Dataset entries
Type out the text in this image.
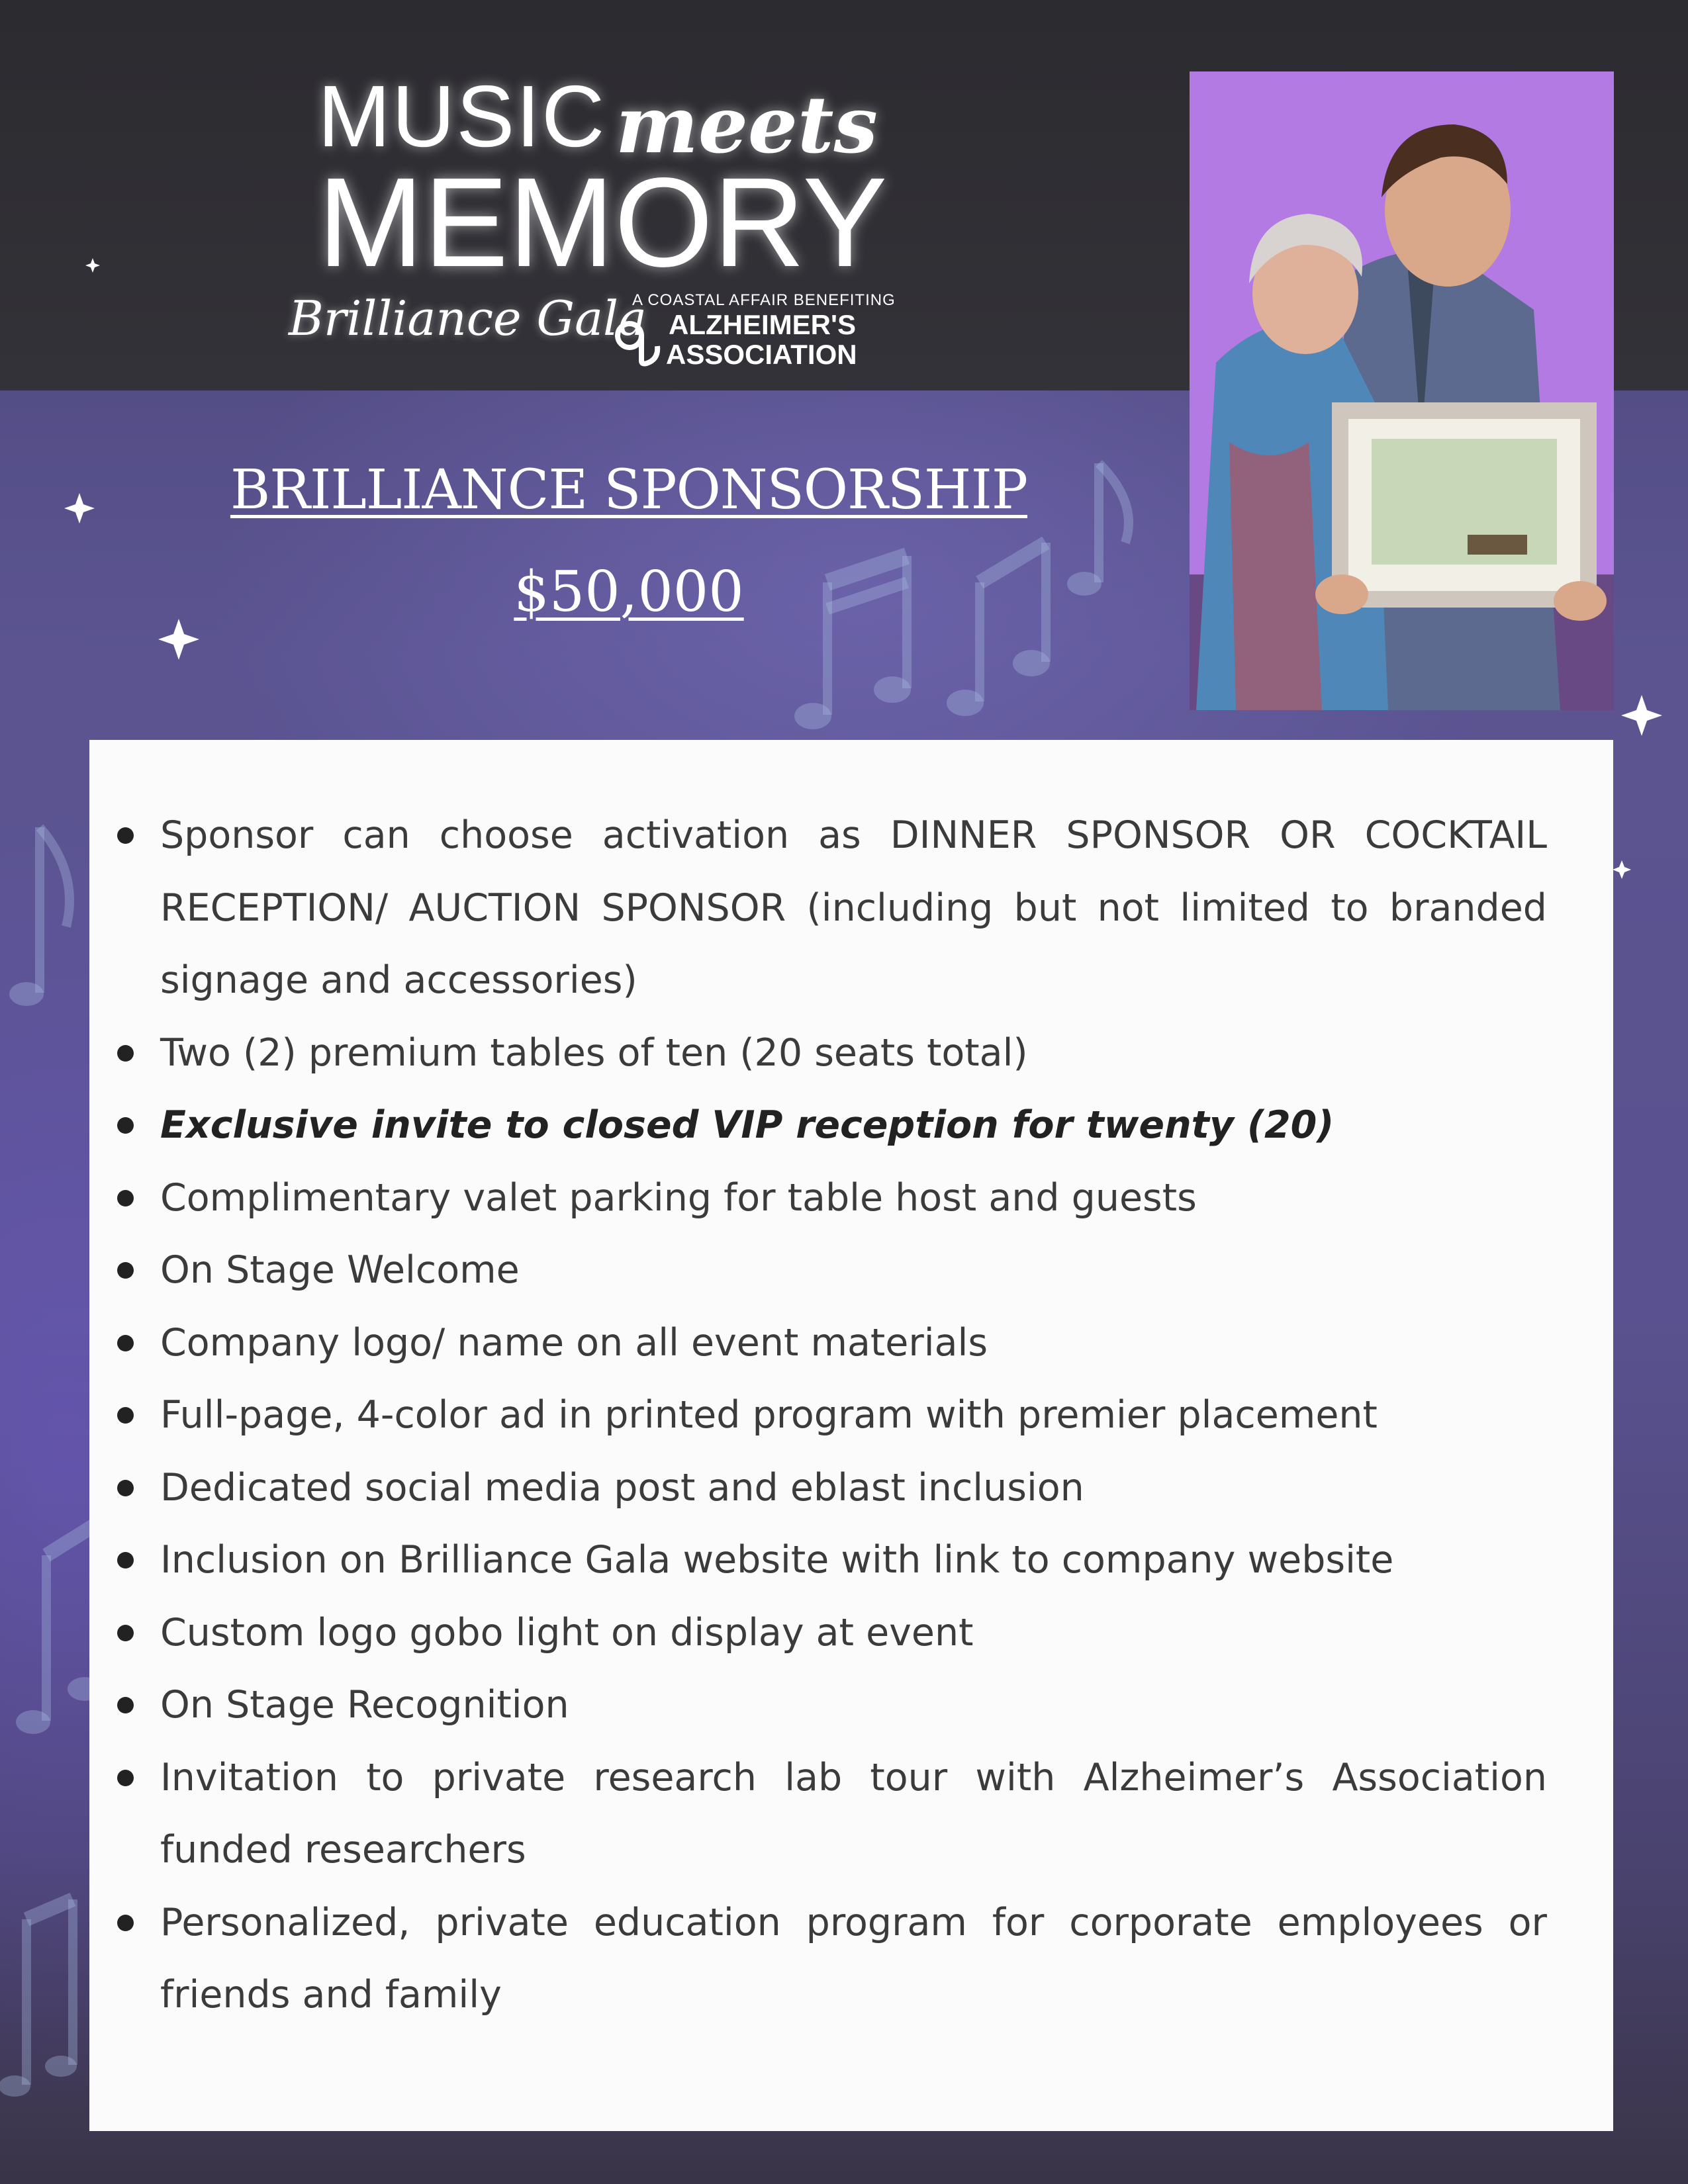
MUSIC meets
MEMORY
Brilliance Gala
A COASTAL AFFAIR BENEFITING
ALZHEIMER'S
ASSOCIATION
BRILLIANCE SPONSORSHIP
$50,000
Sponsor can choose activation as DINNER SPONSOR OR COCKTAIL RECEPTION/ AUCTION SPONSOR (including but not limited to branded signage and accessories)
Two (2) premium tables of ten (20 seats total)
Exclusive invite to closed VIP reception for twenty (20)
Complimentary valet parking for table host and guests
On Stage Welcome
Company logo/ name on all event materials
Full-page, 4-color ad in printed program with premier placement
Dedicated social media post and eblast inclusion
Inclusion on Brilliance Gala website with link to company website
Custom logo gobo light on display at event
On Stage Recognition
Invitation to private research lab tour with Alzheimer’s Association funded researchers
Personalized, private education program for corporate employees or friends and family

## Do this
Reproduce the entries above without change, omitting all pictures.

## Output of the exercise
Type out the text in this image.
MUSIC meets
MEMORY
Brilliance Gala
A COASTAL AFFAIR BENEFITING
ALZHEIMER'S
ASSOCIATION
BRILLIANCE SPONSORSHIP
$50,000
Sponsor can choose activation as DINNER SPONSOR OR COCKTAIL RECEPTION/ AUCTION SPONSOR (including but not limited to branded signage and accessories)
Two (2) premium tables of ten (20 seats total)
Exclusive invite to closed VIP reception for twenty (20)
Complimentary valet parking for table host and guests
On Stage Welcome
Company logo/ name on all event materials
Full-page, 4-color ad in printed program with premier placement
Dedicated social media post and eblast inclusion
Inclusion on Brilliance Gala website with link to company website
Custom logo gobo light on display at event
On Stage Recognition
Invitation to private research lab tour with Alzheimer’s Association funded researchers
Personalized, private education program for corporate employees or friends and family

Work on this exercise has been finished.